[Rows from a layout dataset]
— start —
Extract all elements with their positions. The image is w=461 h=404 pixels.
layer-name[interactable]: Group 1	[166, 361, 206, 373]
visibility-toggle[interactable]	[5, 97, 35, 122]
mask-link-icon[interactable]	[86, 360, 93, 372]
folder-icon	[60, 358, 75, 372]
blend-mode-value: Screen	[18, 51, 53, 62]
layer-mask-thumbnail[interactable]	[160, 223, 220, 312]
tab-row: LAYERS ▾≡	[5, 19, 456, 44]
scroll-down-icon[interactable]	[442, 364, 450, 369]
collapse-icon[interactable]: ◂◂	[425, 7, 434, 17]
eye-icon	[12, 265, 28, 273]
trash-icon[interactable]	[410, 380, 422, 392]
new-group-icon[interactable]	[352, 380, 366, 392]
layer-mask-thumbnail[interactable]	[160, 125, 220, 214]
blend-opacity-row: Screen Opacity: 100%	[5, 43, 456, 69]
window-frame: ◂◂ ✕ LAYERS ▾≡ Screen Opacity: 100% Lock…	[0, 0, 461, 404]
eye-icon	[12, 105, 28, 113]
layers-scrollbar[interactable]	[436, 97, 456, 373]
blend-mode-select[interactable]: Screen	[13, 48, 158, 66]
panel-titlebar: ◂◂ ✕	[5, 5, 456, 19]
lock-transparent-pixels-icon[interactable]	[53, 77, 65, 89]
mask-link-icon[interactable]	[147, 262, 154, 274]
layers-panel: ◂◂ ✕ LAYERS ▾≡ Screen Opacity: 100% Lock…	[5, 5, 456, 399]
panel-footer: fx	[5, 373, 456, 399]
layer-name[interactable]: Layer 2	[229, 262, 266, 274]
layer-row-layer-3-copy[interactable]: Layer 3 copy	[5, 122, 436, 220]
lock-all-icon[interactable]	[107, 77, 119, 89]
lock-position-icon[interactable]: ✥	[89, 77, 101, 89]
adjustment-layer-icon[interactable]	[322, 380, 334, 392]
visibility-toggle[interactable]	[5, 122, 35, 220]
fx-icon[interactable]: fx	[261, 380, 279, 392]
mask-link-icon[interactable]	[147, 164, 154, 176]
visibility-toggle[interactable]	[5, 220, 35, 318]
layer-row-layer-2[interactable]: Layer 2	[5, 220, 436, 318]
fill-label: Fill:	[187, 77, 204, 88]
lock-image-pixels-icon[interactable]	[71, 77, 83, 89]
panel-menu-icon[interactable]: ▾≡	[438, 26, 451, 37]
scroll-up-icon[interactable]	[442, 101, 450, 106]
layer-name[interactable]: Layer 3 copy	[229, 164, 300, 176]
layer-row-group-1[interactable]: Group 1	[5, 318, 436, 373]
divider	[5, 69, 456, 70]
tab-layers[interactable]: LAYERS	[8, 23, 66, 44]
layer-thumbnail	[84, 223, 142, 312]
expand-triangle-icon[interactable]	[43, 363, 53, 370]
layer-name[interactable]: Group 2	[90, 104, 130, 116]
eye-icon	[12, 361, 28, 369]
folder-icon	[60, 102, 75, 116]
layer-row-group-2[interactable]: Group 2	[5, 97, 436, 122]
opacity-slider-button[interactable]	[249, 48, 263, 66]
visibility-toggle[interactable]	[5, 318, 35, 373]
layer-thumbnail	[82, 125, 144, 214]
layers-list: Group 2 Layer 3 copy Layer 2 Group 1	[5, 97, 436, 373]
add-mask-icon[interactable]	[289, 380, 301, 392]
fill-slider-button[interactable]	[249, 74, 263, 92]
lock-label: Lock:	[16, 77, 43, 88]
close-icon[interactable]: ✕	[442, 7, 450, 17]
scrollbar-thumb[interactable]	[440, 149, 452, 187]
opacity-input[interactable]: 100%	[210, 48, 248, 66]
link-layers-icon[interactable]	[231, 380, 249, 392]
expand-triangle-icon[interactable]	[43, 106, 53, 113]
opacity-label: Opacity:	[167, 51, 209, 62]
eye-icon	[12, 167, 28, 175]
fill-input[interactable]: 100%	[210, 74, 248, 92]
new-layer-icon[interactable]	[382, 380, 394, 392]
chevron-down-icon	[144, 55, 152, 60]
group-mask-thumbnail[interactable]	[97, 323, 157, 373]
— end —
● **WHAT THE EXERCISE ASKS**: Pick out every entry above that contains the string "triangle" and copy each of those entries in full. Case counts.

● **TASK RESPONSE**:
expand-triangle-icon[interactable]	[43, 363, 53, 370]
expand-triangle-icon[interactable]	[43, 106, 53, 113]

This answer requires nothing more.